**Отрывок:**
Редкой секте пришлось играть в истории такую выдающуюся роль. Пуритане учредили в Англии республику и протекторат Кромвеля; они казнили короля, уничтожили палату лордов, создали Соединенное королевство, присоединив Шотландию и Ирландию своим мечом к Англии; они основали Соединенные Штаты Северной Америки; они, наконец, оказали такое влияние на нравственность, семейную и общественную жизнь своих сограждан, что следы этого влияния чувствуются еще и по настоящее время. В чем же заключалась их сила? – спросите вы. История просто и коротко отвечает на этот вопрос: сила пуритан – в их серьезном и даже сурово-серьезном взгляде на жизнь.



Их прозвище происходит от латинского слова «purus», что значит «чистый». Пуритане поэтому – люди, стремящиеся к чистоте духовной и телесной. Грязь, от которой они должны очиститься, – это грех, как тот, который они могут совершить сами, так и другой, неизмеримо больший, совершенный еще нашими прародителями во время блаженной жизни под райскими кущами. Прародительский грех не знает себе равного: как вечное проклятие, как вечная угроза висит он над людьми. Думая о нем, пуритане чувствовали тот холодный ужас, проникавший до мозга костей, о котором, как мы только что видели, говорит Лютер. Описывая искушение Евы, Мильтон восклицает: «Тогда Ева простерла свою дерзновенную руку и сорвала плод. Она вкусила от него. При этом земля почувствовала сильный удар, сетующая природа подняла плачевный вопль и возвестила, что все погибло…» Когда же и Адам соблазнился примером жены, «земля, терзаемая новой горестью, потряслась в самых недрах своих, природа испустила жалобный вопль, гром глухо зарокотал в мрачных тучах, надвинувшихся на небо, и небо пролило обильные слезы».

**Задание:**
Как продолжить отрывок о пуританах после фразы «и небо пролило обильные слезы»? Напишите следующий абзац.

**Извлечённые данные:**
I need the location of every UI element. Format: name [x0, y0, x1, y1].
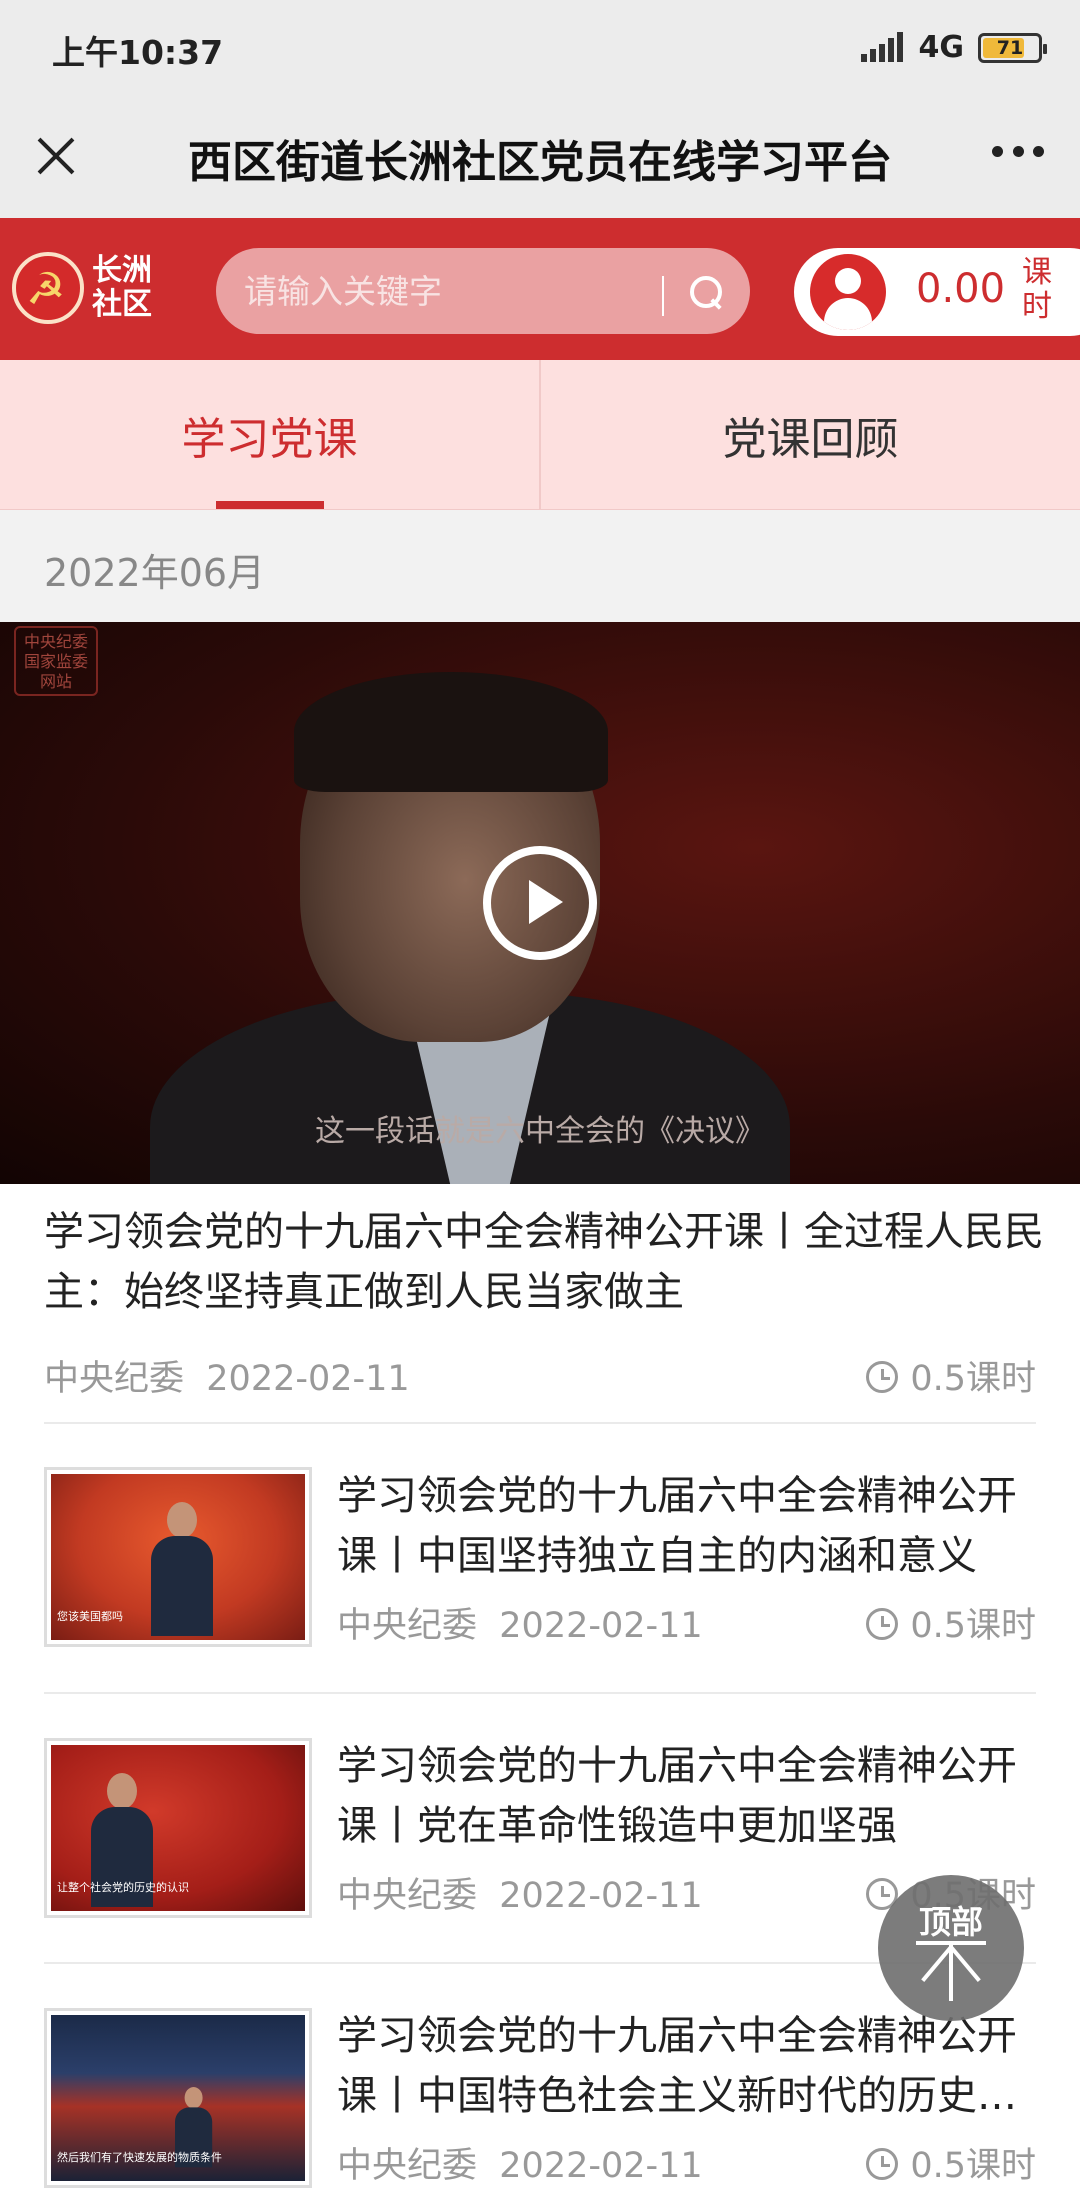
course-hours-value: 0.5课时	[910, 1606, 1036, 1646]
clock-icon	[866, 1361, 899, 1393]
search-input[interactable]	[244, 248, 664, 334]
more-options-icon[interactable]	[992, 146, 1044, 160]
course-thumbnail[interactable]: 然后我们有了快速发展的物质条件	[44, 2008, 312, 2188]
clock-icon	[866, 2148, 899, 2180]
divider	[44, 1692, 1036, 1694]
status-indicators: 4G 71	[860, 30, 1047, 65]
tab-bar: 学习党课 党课回顾	[0, 360, 1080, 510]
close-button[interactable]	[32, 132, 80, 180]
thumbnail-caption: 然后我们有了快速发展的物质条件	[57, 2151, 222, 2164]
course-source: 中央纪委	[337, 1606, 478, 1646]
month-label: 2022年06月	[44, 551, 266, 595]
tab-course-review[interactable]: 党课回顾	[541, 360, 1080, 509]
course-source: 中央纪委	[337, 2146, 478, 2186]
course-date: 2022-02-11	[499, 1876, 703, 1916]
battery-percent: 71	[996, 36, 1024, 59]
signal-icon	[860, 31, 905, 64]
video-subtitle: 这一段话就是六中全会的《决议》	[315, 1114, 765, 1149]
course-thumbnail[interactable]: 您该美国都吗	[44, 1467, 312, 1647]
course-title-text: 学习领会党的十九届六中全会精神公开课丨中国坚持独立自主的内涵和意义	[337, 1473, 1017, 1579]
course-source-date: 中央纪委 2022-02-11	[337, 1597, 703, 1648]
status-time: 上午10:37	[52, 33, 224, 72]
active-tab-indicator	[216, 501, 324, 509]
month-section-header: 2022年06月	[0, 510, 1080, 622]
course-title[interactable]: 学习领会党的十九届六中全会精神公开课丨中国特色社会主义新时代的历史方位	[337, 2006, 1042, 2126]
tab-study-courses[interactable]: 学习党课	[0, 360, 541, 509]
thumbnail-caption: 让整个社会党的历史的认识	[57, 1881, 189, 1894]
featured-source: 中央纪委 2022-02-11	[44, 1350, 410, 1401]
play-icon[interactable]	[483, 846, 597, 960]
course-title-text: 学习领会党的十九届六中全会精神公开课丨党在革命性锻造中更加坚强	[337, 1743, 1017, 1849]
course-source-date: 中央纪委 2022-02-11	[337, 1867, 703, 1918]
course-date: 2022-02-11	[499, 2146, 703, 2186]
course-hours: 0.5课时	[866, 1597, 1036, 1648]
study-hours-value: 0.00	[916, 266, 1006, 312]
course-title[interactable]: 学习领会党的十九届六中全会精神公开课丨中国坚持独立自主的内涵和意义	[337, 1466, 1042, 1586]
back-to-top-button[interactable]: 顶部	[878, 1875, 1024, 2021]
study-hours-badge[interactable]: 0.00 课时	[794, 248, 1080, 336]
course-title-text: 学习领会党的十九届六中全会精神公开课丨中国特色社会主义新时代的历史方位	[337, 2013, 1017, 2119]
title-bar: 西区街道长洲社区党员在线学习平台	[0, 96, 1080, 218]
featured-course-title[interactable]: 学习领会党的十九届六中全会精神公开课丨全过程人民民主：始终坚持真正做到人民当家做…	[44, 1202, 1044, 1322]
featured-hours: 0.5课时	[866, 1350, 1036, 1401]
community-logo-text: 长洲社区	[92, 253, 152, 322]
page-title: 西区街道长洲社区党员在线学习平台	[188, 137, 892, 188]
clock-icon	[866, 1608, 899, 1640]
app-header: ☭ 长洲社区 0.00 课时	[0, 218, 1080, 360]
avatar[interactable]	[810, 254, 886, 330]
featured-hours-value: 0.5课时	[910, 1359, 1036, 1399]
divider	[44, 1422, 1036, 1424]
course-hours: 0.5课时	[866, 2137, 1036, 2188]
course-source: 中央纪委	[337, 1876, 478, 1916]
study-hours-unit: 课时	[1022, 255, 1052, 324]
tab-study-courses-label: 学习党课	[181, 413, 358, 465]
course-thumbnail[interactable]: 让整个社会党的历史的认识	[44, 1738, 312, 1918]
status-bar: 上午10:37 4G 71	[0, 0, 1080, 96]
search-box[interactable]	[216, 248, 750, 334]
featured-date: 2022-02-11	[206, 1359, 410, 1399]
course-source-date: 中央纪委 2022-02-11	[337, 2137, 703, 2188]
back-to-top-label: 顶部	[918, 1903, 983, 1941]
course-date: 2022-02-11	[499, 1606, 703, 1646]
battery-icon: 71	[978, 32, 1047, 63]
featured-video[interactable]: 中央纪委 国家监委 网站 这一段话就是六中全会的《决议》	[0, 622, 1080, 1184]
search-icon[interactable]	[686, 272, 726, 312]
thumbnail-caption: 您该美国都吗	[57, 1610, 123, 1623]
search-divider	[662, 276, 664, 316]
course-title[interactable]: 学习领会党的十九届六中全会精神公开课丨党在革命性锻造中更加坚强	[337, 1736, 1042, 1856]
network-type: 4G	[918, 30, 965, 65]
course-hours-value: 0.5课时	[910, 2146, 1036, 2186]
party-emblem-icon: ☭	[12, 252, 84, 324]
tab-course-review-label: 党课回顾	[722, 413, 899, 465]
featured-source-name: 中央纪委	[44, 1359, 185, 1399]
video-watermark-logo: 中央纪委 国家监委 网站	[14, 626, 98, 696]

**Итоговый ответ:**
Перед громадностью этого греха ничтожны усилия отдельного человека. Сам он спастись не может. Пуритане, как и кальвинисты, верили, что большинство людей преступно до рождения, что Бог желал, предвидел, уготовил их погибель, от вечности предопределил им казнь и создал их затем лишь, чтобы погубить. Спасти злополучное создание может одна благодать, добровольная, чистейшая милость Божия, даруемая им лишь небольшому числу избранных. Остальные же, зачумленные и осужденные от рождения «сыны гнева», сколько бы ни глядели на небо, слышали бы лишь грохот небесного огня, ежеминутно готового их поразить. Многие считали себя осужденными и ходили со стенаниями по улицам, другие потеряли сон. Они вышли из нормального состояния и везде, во всем видели над собою руку Божию или когти дьявола.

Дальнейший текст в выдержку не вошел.